■ **What to produce**
The entries below are to be repeated exactly as they stand.

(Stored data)
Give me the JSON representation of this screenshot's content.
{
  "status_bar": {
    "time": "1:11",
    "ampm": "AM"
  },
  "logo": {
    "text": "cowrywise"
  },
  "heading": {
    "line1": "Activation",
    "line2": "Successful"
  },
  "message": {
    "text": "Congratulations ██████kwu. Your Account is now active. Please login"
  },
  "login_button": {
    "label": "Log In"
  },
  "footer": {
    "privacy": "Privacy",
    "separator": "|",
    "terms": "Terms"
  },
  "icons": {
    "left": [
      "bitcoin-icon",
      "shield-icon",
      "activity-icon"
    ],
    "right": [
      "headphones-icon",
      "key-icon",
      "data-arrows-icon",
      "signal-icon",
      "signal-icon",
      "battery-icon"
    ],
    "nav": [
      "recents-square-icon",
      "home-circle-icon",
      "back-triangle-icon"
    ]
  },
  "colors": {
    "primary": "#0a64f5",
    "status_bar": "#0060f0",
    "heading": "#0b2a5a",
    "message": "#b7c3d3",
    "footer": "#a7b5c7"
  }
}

■ **Full answer**
Give me the JSON representation of this screenshot's content.
{
  "status_bar": {
    "time": "1:11",
    "ampm": "AM"
  },
  "logo": {
    "text": "cowrywise"
  },
  "heading": {
    "line1": "Activation",
    "line2": "Successful"
  },
  "message": {
    "text": "Congratulations ██████kwu. Your Account is now active. Please login"
  },
  "login_button": {
    "label": "Log In"
  },
  "footer": {
    "privacy": "Privacy",
    "separator": "|",
    "terms": "Terms"
  },
  "icons": {
    "left": [
      "bitcoin-icon",
      "shield-icon",
      "activity-icon"
    ],
    "right": [
      "headphones-icon",
      "key-icon",
      "data-arrows-icon",
      "signal-icon",
      "signal-icon",
      "battery-icon"
    ],
    "nav": [
      "recents-square-icon",
      "home-circle-icon",
      "back-triangle-icon"
    ]
  },
  "colors": {
    "primary": "#0a64f5",
    "status_bar": "#0060f0",
    "heading": "#0b2a5a",
    "message": "#b7c3d3",
    "footer": "#a7b5c7"
  }
}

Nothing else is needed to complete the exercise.